### Records that describe figures
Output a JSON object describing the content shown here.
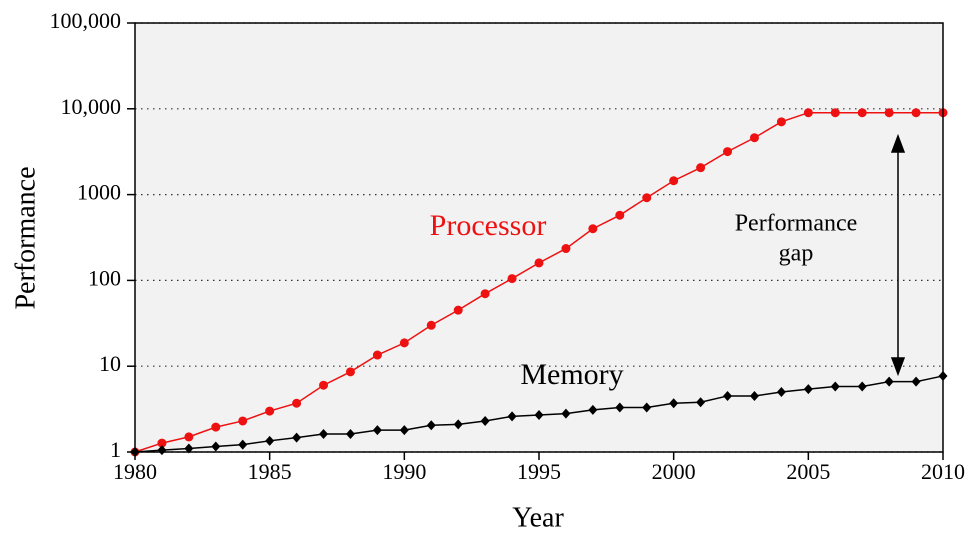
{
  "chart_data": {
    "type": "line",
    "x_label": "Year",
    "y_label": "Performance",
    "x": [
      1980,
      1981,
      1982,
      1983,
      1984,
      1985,
      1986,
      1987,
      1988,
      1989,
      1990,
      1991,
      1992,
      1993,
      1994,
      1995,
      1996,
      1997,
      1998,
      1999,
      2000,
      2001,
      2002,
      2003,
      2004,
      2005,
      2006,
      2007,
      2008,
      2009,
      2010
    ],
    "series": [
      {
        "name": "Processor",
        "color": "#ee1111",
        "marker": "circle",
        "values": [
          1,
          1.27,
          1.5,
          1.95,
          2.3,
          3.0,
          3.7,
          6,
          8.6,
          13.5,
          18.7,
          30,
          45,
          70,
          105,
          160,
          235,
          400,
          575,
          920,
          1450,
          2060,
          3170,
          4600,
          7050,
          9000,
          9000,
          9000,
          9000,
          9000,
          9000
        ]
      },
      {
        "name": "Memory",
        "color": "#000000",
        "marker": "diamond",
        "values": [
          1,
          1.05,
          1.1,
          1.16,
          1.22,
          1.35,
          1.47,
          1.62,
          1.62,
          1.8,
          1.8,
          2.05,
          2.1,
          2.3,
          2.6,
          2.7,
          2.8,
          3.1,
          3.3,
          3.3,
          3.7,
          3.8,
          4.5,
          4.5,
          5,
          5.4,
          5.8,
          5.8,
          6.6,
          6.6,
          7.7
        ]
      }
    ],
    "gap_label": [
      "Performance",
      "gap"
    ],
    "xlim": [
      1980,
      2010
    ],
    "xticks": [
      1980,
      1985,
      1990,
      1995,
      2000,
      2005,
      2010
    ],
    "ylim": [
      1,
      100000
    ],
    "log_y": true,
    "yticks": [
      1,
      10,
      100,
      1000,
      {
        "value": 10000,
        "label": "10,000"
      },
      {
        "value": 100000,
        "label": "100,000"
      }
    ],
    "grid": true
  }
}
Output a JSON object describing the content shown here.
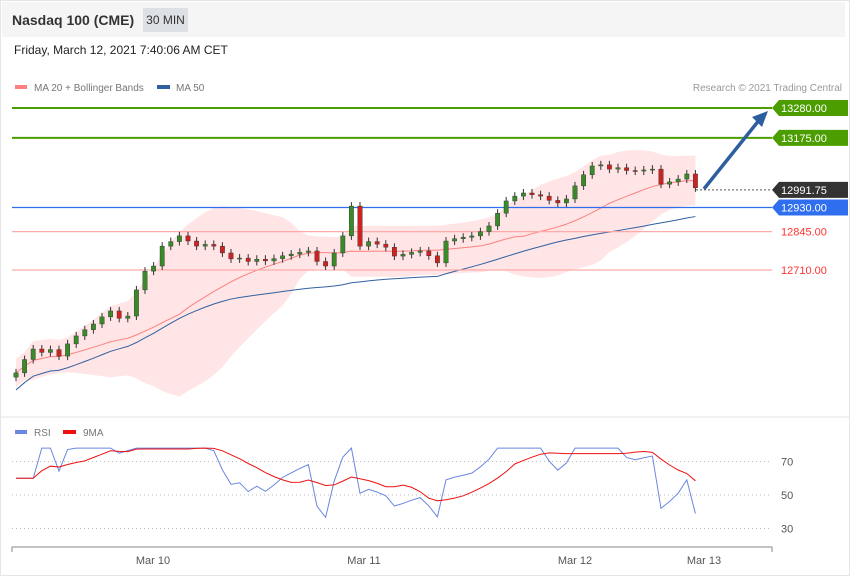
{
  "header": {
    "title": "Nasdaq 100 (CME)",
    "timeframe": "30 MIN",
    "date": "Friday, March 12, 2021 7:40:06 AM CET"
  },
  "legend": {
    "ma20": "MA 20 + Bollinger Bands",
    "ma50": "MA 50",
    "rsi": "RSI",
    "ma9": "9MA",
    "copyright": "Research © 2021 Trading Central"
  },
  "colors": {
    "resistance": "#4c9e00",
    "support": "#2f6fef",
    "minor": "#ff3333",
    "current": "#333333",
    "ma20": "#ff8080",
    "ma50": "#3060a0",
    "band": "#ffdede",
    "rsi": "#6a86e0",
    "ma9": "#ee1111",
    "arrow": "#2d5fa0"
  },
  "chart_data": {
    "type": "candlestick",
    "price_range": [
      12250,
      13300
    ],
    "levels": [
      {
        "label": "13280.00",
        "value": 13280,
        "kind": "resistance"
      },
      {
        "label": "13175.00",
        "value": 13175,
        "kind": "resistance"
      },
      {
        "label": "12991.75",
        "value": 12991.75,
        "kind": "current"
      },
      {
        "label": "12930.00",
        "value": 12930,
        "kind": "support"
      },
      {
        "label": "12845.00",
        "value": 12845,
        "kind": "minor"
      },
      {
        "label": "12710.00",
        "value": 12710,
        "kind": "minor"
      }
    ],
    "closes": [
      12348,
      12395,
      12432,
      12420,
      12430,
      12407,
      12450,
      12478,
      12500,
      12520,
      12545,
      12566,
      12540,
      12548,
      12640,
      12706,
      12724,
      12794,
      12810,
      12830,
      12812,
      12794,
      12800,
      12794,
      12770,
      12749,
      12752,
      12740,
      12748,
      12742,
      12750,
      12760,
      12766,
      12772,
      12777,
      12740,
      12724,
      12770,
      12830,
      12935,
      12794,
      12810,
      12801,
      12790,
      12759,
      12765,
      12772,
      12777,
      12760,
      12735,
      12812,
      12820,
      12825,
      12830,
      12845,
      12865,
      12910,
      12953,
      12970,
      12981,
      12975,
      12970,
      12955,
      12946,
      12960,
      13006,
      13045,
      13076,
      13080,
      13065,
      13070,
      13060,
      13058,
      13062,
      13065,
      13012,
      13020,
      13030,
      13048,
      12999
    ],
    "forecast_target": 13280,
    "rsi_levels": [
      70,
      50,
      30
    ],
    "x_ticks": [
      "Mar 10",
      "Mar 11",
      "Mar 12",
      "Mar 13"
    ]
  }
}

### Task requirements
Images in the data above are to be skipped. Retype all other material exactly.

### Output of the exercise
Output a JSON object describing the content shown here.
{
  "chart_data": {
    "type": "line",
    "x_label": "Year",
    "y_label": "Performance",
    "x": [
      1980,
      1981,
      1982,
      1983,
      1984,
      1985,
      1986,
      1987,
      1988,
      1989,
      1990,
      1991,
      1992,
      1993,
      1994,
      1995,
      1996,
      1997,
      1998,
      1999,
      2000,
      2001,
      2002,
      2003,
      2004,
      2005,
      2006,
      2007,
      2008,
      2009,
      2010
    ],
    "series": [
      {
        "name": "Processor",
        "color": "#ee1111",
        "marker": "circle",
        "values": [
          1,
          1.27,
          1.5,
          1.95,
          2.3,
          3.0,
          3.7,
          6,
          8.6,
          13.5,
          18.7,
          30,
          45,
          70,
          105,
          160,
          235,
          400,
          575,
          920,
          1450,
          2060,
          3170,
          4600,
          7050,
          9000,
          9000,
          9000,
          9000,
          9000,
          9000
        ]
      },
      {
        "name": "Memory",
        "color": "#000000",
        "marker": "diamond",
        "values": [
          1,
          1.05,
          1.1,
          1.16,
          1.22,
          1.35,
          1.47,
          1.62,
          1.62,
          1.8,
          1.8,
          2.05,
          2.1,
          2.3,
          2.6,
          2.7,
          2.8,
          3.1,
          3.3,
          3.3,
          3.7,
          3.8,
          4.5,
          4.5,
          5,
          5.4,
          5.8,
          5.8,
          6.6,
          6.6,
          7.7
        ]
      }
    ],
    "gap_label": [
      "Performance",
      "gap"
    ],
    "xlim": [
      1980,
      2010
    ],
    "xticks": [
      1980,
      1985,
      1990,
      1995,
      2000,
      2005,
      2010
    ],
    "ylim": [
      1,
      100000
    ],
    "log_y": true,
    "yticks": [
      1,
      10,
      100,
      1000,
      {
        "value": 10000,
        "label": "10,000"
      },
      {
        "value": 100000,
        "label": "100,000"
      }
    ],
    "grid": true
  }
}
Output a JSON object describing the content shown here.
{
  "header": {
    "title": "Nasdaq 100 (CME)",
    "timeframe": "30 MIN",
    "date": "Friday, March 12, 2021 7:40:06 AM CET"
  },
  "legend": {
    "ma20": "MA 20 + Bollinger Bands",
    "ma50": "MA 50",
    "rsi": "RSI",
    "ma9": "9MA",
    "copyright": "Research © 2021 Trading Central"
  },
  "colors": {
    "resistance": "#4c9e00",
    "support": "#2f6fef",
    "minor": "#ff3333",
    "current": "#333333",
    "ma20": "#ff8080",
    "ma50": "#3060a0",
    "band": "#ffdede",
    "rsi": "#6a86e0",
    "ma9": "#ee1111",
    "arrow": "#2d5fa0"
  },
  "chart_data": {
    "type": "candlestick",
    "price_range": [
      12250,
      13300
    ],
    "levels": [
      {
        "label": "13280.00",
        "value": 13280,
        "kind": "resistance"
      },
      {
        "label": "13175.00",
        "value": 13175,
        "kind": "resistance"
      },
      {
        "label": "12991.75",
        "value": 12991.75,
        "kind": "current"
      },
      {
        "label": "12930.00",
        "value": 12930,
        "kind": "support"
      },
      {
        "label": "12845.00",
        "value": 12845,
        "kind": "minor"
      },
      {
        "label": "12710.00",
        "value": 12710,
        "kind": "minor"
      }
    ],
    "closes": [
      12348,
      12395,
      12432,
      12420,
      12430,
      12407,
      12450,
      12478,
      12500,
      12520,
      12545,
      12566,
      12540,
      12548,
      12640,
      12706,
      12724,
      12794,
      12810,
      12830,
      12812,
      12794,
      12800,
      12794,
      12770,
      12749,
      12752,
      12740,
      12748,
      12742,
      12750,
      12760,
      12766,
      12772,
      12777,
      12740,
      12724,
      12770,
      12830,
      12935,
      12794,
      12810,
      12801,
      12790,
      12759,
      12765,
      12772,
      12777,
      12760,
      12735,
      12812,
      12820,
      12825,
      12830,
      12845,
      12865,
      12910,
      12953,
      12970,
      12981,
      12975,
      12970,
      12955,
      12946,
      12960,
      13006,
      13045,
      13076,
      13080,
      13065,
      13070,
      13060,
      13058,
      13062,
      13065,
      13012,
      13020,
      13030,
      13048,
      12999
    ],
    "forecast_target": 13280,
    "rsi_levels": [
      70,
      50,
      30
    ],
    "x_ticks": [
      "Mar 10",
      "Mar 11",
      "Mar 12",
      "Mar 13"
    ]
  }
}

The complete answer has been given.